-- begin The data --

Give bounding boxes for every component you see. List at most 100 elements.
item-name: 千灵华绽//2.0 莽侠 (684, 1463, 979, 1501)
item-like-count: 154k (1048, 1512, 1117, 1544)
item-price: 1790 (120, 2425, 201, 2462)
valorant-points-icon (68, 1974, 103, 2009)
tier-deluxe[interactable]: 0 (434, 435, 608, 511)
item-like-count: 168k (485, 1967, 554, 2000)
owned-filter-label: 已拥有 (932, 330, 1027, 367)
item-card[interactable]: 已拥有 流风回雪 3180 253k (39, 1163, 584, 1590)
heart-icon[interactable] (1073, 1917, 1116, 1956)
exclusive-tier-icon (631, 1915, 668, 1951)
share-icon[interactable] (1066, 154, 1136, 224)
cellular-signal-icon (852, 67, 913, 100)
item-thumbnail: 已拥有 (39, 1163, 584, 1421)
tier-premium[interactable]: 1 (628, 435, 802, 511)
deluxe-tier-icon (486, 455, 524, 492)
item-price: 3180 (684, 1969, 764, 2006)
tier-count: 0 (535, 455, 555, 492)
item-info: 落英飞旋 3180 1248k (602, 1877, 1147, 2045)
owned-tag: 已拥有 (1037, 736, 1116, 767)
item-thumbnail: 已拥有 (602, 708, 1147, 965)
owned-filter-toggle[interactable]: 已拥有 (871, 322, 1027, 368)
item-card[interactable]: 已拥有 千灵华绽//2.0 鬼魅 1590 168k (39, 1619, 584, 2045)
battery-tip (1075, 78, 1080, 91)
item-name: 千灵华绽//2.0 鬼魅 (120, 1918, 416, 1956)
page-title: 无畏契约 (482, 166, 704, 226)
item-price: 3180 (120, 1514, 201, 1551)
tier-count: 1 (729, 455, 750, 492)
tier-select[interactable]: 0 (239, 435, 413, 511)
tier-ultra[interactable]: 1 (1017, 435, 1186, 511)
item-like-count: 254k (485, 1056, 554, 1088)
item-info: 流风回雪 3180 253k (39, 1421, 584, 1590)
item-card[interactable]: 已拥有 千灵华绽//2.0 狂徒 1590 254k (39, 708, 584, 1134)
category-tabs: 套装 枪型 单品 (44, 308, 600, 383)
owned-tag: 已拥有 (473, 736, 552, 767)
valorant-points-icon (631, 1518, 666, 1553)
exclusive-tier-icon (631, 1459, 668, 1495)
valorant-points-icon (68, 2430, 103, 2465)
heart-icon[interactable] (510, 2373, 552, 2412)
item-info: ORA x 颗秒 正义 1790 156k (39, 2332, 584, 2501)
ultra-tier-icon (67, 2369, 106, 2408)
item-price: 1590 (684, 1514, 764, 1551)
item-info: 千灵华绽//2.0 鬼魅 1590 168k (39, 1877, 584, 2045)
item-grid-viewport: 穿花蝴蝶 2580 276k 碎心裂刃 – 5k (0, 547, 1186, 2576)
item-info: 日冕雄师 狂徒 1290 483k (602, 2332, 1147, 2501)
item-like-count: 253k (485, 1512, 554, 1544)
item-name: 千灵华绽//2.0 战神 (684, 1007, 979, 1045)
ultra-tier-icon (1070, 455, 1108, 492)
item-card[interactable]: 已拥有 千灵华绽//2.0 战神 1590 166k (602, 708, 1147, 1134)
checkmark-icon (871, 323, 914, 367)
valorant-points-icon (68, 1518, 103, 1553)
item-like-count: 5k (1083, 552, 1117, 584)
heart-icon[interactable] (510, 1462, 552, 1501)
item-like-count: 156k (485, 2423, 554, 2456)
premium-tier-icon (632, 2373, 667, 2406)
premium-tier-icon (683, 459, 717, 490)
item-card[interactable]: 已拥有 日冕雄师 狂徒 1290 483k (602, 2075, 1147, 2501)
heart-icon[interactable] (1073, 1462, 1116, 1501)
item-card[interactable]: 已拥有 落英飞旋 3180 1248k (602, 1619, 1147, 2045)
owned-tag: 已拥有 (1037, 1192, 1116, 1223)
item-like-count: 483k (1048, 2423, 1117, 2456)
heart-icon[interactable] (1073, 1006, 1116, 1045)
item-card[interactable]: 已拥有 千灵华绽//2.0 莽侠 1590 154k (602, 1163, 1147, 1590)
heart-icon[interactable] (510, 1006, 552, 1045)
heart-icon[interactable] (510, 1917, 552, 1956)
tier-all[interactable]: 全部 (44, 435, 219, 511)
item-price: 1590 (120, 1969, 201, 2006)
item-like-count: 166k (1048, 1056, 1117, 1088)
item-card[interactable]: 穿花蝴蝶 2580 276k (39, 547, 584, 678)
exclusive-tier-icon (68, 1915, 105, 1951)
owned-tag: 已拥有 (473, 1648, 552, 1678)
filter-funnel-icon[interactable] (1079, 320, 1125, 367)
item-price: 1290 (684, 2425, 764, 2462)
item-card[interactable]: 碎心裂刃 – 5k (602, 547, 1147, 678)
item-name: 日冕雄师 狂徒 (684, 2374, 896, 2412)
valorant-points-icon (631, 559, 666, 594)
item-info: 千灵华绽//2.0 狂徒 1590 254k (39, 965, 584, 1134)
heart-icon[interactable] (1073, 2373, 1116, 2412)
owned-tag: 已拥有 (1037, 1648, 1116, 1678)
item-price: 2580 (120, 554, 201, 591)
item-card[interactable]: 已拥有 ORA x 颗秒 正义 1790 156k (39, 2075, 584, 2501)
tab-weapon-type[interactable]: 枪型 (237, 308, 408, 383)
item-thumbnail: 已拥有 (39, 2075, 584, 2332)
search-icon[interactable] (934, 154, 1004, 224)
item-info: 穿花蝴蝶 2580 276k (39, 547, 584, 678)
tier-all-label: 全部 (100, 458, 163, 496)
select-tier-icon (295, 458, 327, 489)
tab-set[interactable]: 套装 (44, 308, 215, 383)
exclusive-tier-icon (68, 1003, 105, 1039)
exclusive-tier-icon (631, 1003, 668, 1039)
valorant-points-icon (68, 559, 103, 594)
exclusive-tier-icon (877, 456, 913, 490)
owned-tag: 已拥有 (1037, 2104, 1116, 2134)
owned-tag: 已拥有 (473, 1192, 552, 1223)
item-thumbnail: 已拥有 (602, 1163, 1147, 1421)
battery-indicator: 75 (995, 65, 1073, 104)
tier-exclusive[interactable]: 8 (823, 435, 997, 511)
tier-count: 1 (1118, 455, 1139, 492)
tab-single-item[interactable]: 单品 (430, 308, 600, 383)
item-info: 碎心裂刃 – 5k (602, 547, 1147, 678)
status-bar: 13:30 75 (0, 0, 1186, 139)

-- end The data --

## Problem statement
Reproduce the records verbatim from their first line through the line that contains "item-price: 1790 (120, 2425, 201, 2462)", and include nothing past that line.

## Result
Give bounding boxes for every component you see. List at most 100 elements.
item-name: 千灵华绽//2.0 莽侠 (684, 1463, 979, 1501)
item-like-count: 154k (1048, 1512, 1117, 1544)
item-price: 1790 (120, 2425, 201, 2462)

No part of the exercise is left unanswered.